* [Record set]
□ □ □ □ □

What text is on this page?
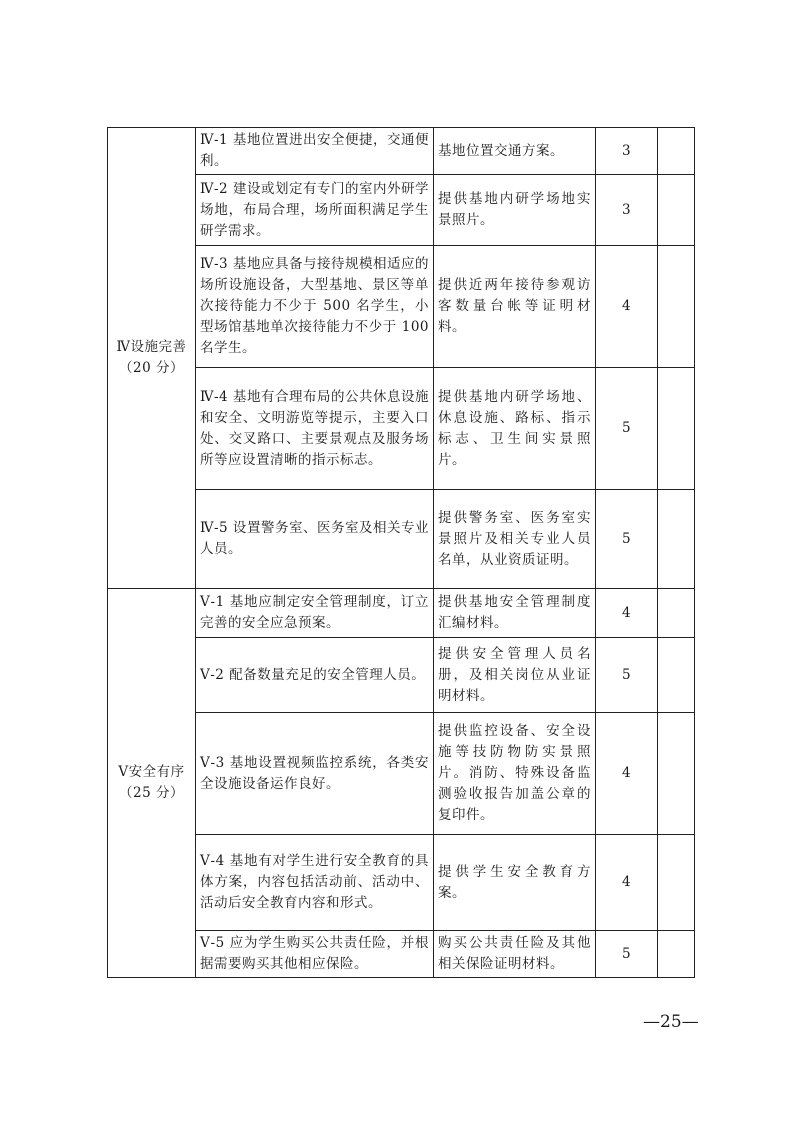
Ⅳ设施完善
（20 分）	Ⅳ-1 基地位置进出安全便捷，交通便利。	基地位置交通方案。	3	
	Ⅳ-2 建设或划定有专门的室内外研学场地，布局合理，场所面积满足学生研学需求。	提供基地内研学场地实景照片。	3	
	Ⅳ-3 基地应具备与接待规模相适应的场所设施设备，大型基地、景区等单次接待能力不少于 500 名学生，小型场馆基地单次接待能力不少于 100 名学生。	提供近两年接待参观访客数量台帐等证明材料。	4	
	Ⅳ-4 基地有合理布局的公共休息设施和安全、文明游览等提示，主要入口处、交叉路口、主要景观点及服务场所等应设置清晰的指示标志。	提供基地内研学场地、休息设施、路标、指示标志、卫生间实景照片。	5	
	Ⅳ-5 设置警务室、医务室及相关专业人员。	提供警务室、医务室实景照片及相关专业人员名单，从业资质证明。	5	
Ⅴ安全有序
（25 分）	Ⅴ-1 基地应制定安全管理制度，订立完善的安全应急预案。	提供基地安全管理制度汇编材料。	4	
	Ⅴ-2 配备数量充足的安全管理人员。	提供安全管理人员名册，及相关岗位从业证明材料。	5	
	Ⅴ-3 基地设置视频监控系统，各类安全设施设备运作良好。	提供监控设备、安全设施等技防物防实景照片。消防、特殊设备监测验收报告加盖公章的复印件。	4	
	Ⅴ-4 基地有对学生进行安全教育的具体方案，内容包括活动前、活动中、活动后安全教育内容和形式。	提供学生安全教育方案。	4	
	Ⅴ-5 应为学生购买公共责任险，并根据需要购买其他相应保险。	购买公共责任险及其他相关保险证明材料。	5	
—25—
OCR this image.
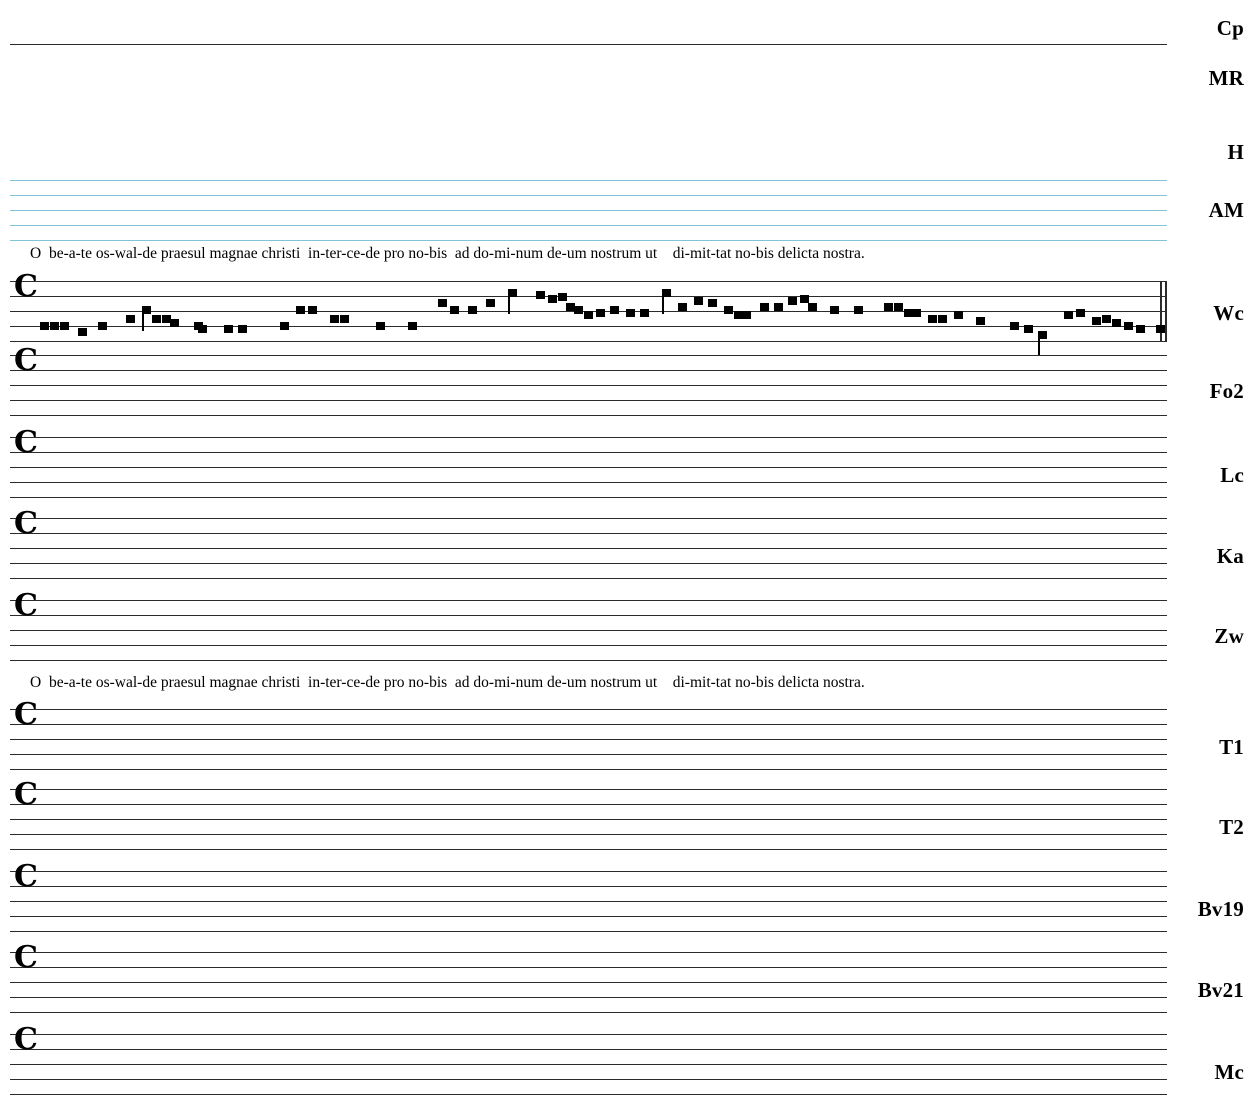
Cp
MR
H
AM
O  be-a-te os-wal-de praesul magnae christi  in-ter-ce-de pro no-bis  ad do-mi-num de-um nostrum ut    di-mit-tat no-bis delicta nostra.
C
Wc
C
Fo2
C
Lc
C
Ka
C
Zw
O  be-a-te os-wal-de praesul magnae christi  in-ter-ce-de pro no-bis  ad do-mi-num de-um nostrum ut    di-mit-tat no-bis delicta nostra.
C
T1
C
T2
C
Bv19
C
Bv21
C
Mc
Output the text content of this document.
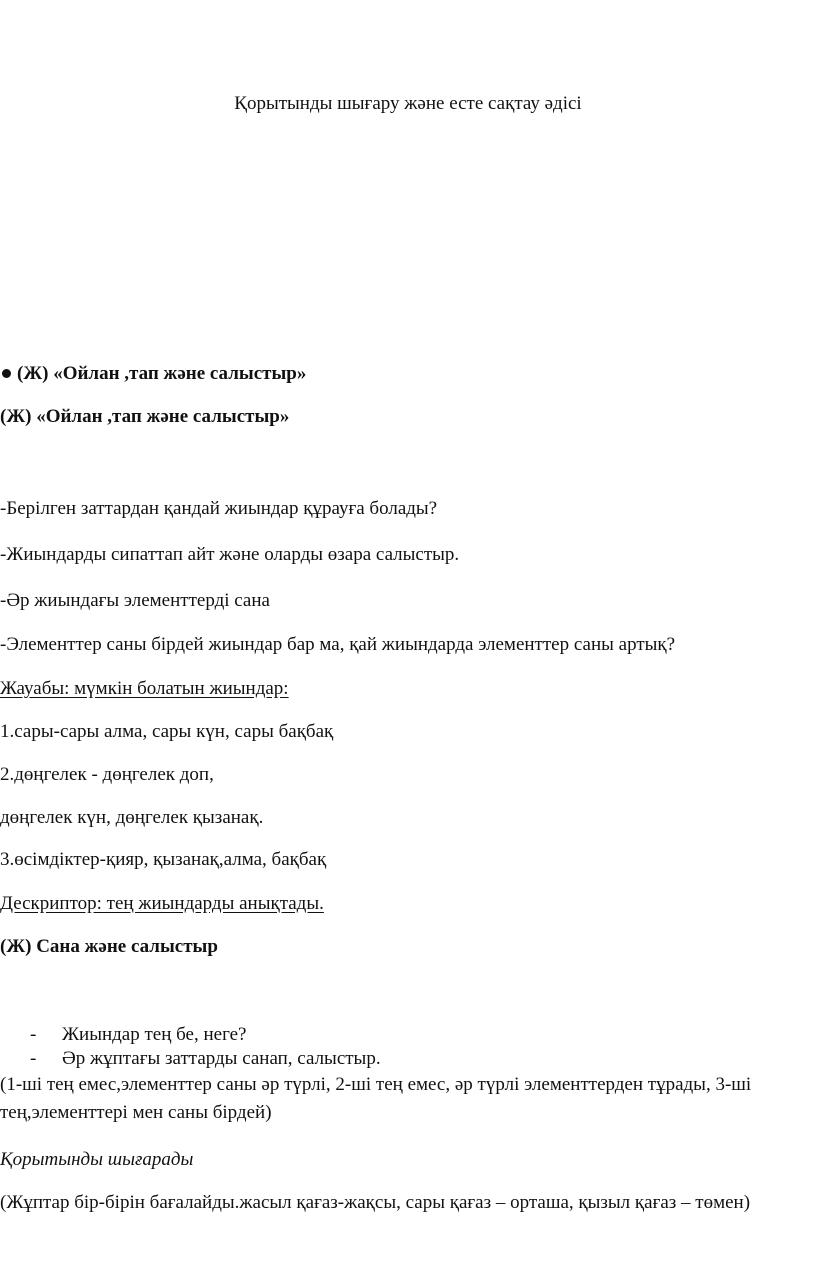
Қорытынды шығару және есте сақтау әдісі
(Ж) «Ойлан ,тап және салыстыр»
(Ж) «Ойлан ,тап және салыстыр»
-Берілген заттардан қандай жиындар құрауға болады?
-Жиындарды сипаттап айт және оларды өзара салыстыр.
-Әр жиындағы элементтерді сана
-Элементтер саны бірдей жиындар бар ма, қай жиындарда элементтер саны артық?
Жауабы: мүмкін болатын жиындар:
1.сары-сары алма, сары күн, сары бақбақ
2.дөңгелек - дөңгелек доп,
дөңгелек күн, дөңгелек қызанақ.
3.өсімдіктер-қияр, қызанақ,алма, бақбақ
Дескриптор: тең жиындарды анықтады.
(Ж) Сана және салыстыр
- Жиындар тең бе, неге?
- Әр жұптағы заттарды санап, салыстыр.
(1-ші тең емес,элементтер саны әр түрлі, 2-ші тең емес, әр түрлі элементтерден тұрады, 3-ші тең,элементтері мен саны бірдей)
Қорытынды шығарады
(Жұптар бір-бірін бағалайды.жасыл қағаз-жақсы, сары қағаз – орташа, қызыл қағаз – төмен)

□ □ □ □ □

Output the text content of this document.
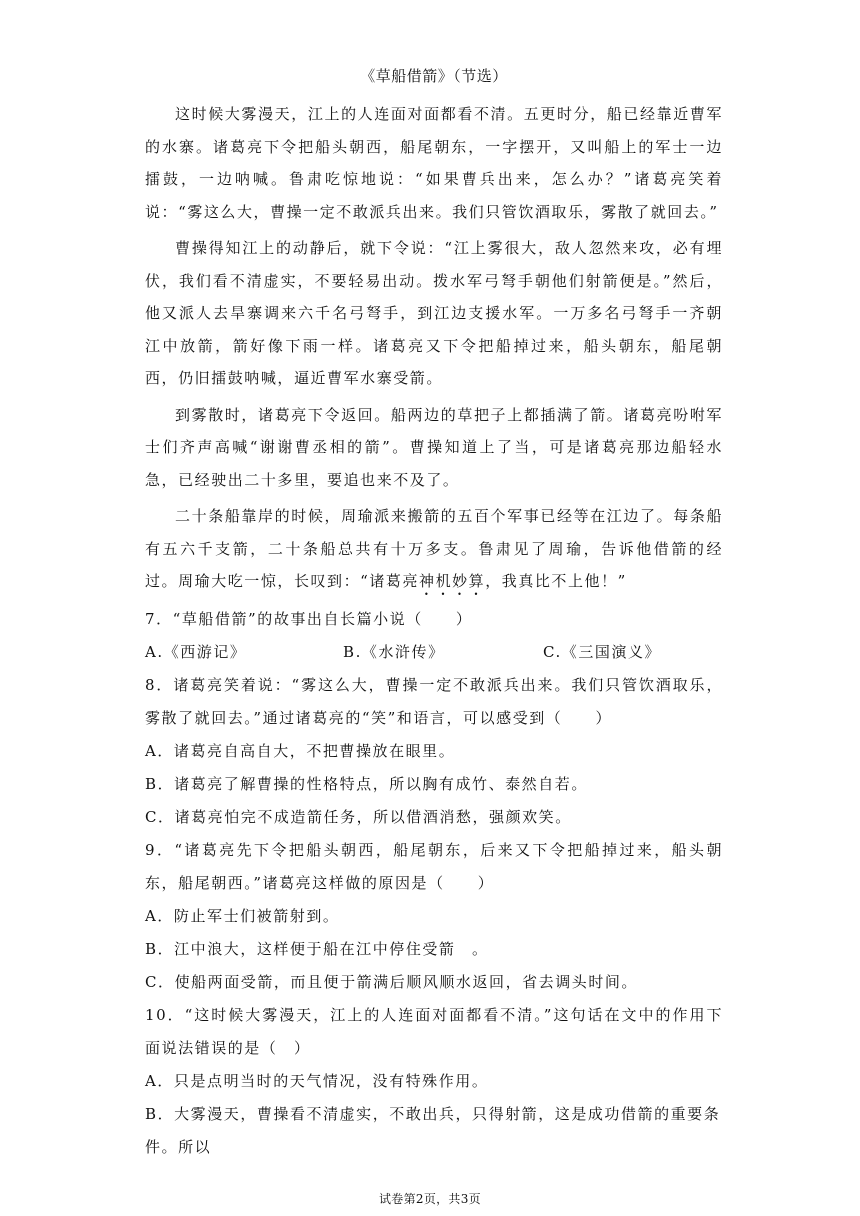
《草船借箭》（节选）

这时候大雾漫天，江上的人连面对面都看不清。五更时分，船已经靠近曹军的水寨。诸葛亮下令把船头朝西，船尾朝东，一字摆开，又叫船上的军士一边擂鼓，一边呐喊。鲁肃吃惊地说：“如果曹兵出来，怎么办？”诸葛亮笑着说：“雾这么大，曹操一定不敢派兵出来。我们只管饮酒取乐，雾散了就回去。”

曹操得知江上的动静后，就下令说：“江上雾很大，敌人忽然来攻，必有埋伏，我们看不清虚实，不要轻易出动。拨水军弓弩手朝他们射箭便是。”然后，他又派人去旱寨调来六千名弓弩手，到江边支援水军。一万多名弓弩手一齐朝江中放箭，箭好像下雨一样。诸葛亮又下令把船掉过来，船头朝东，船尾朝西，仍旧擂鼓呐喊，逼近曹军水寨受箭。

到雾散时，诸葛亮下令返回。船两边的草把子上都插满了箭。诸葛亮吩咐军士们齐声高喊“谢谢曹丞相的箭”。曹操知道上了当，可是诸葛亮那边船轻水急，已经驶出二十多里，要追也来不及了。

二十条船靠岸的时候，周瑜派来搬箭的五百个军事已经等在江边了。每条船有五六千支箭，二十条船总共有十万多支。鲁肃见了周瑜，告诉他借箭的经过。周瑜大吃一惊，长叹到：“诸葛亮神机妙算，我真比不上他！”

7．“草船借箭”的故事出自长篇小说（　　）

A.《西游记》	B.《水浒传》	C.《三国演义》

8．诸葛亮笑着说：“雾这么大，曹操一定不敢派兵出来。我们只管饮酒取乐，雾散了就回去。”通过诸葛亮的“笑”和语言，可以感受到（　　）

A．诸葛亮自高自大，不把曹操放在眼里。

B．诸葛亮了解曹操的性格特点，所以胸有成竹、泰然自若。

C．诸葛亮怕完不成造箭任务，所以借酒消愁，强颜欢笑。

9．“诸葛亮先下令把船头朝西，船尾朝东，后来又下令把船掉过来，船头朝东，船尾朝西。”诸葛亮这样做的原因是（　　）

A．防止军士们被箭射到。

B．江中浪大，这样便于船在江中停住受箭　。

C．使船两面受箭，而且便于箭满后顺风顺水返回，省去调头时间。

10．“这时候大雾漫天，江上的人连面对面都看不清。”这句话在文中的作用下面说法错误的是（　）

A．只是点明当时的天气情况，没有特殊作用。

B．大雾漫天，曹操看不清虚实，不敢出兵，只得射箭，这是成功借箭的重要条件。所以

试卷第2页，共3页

□ □ □ □ □

Copy each line of the records above that carries the word "саны".

* [Finished exercise]
-Элементтер саны бірдей жиындар бар ма, қай жиындарда элементтер саны артық?
(1-ші тең емес,элементтер саны әр түрлі, 2-ші тең емес, әр түрлі элементтерден тұрады, 3-ші тең,элементтері мен саны бірдей)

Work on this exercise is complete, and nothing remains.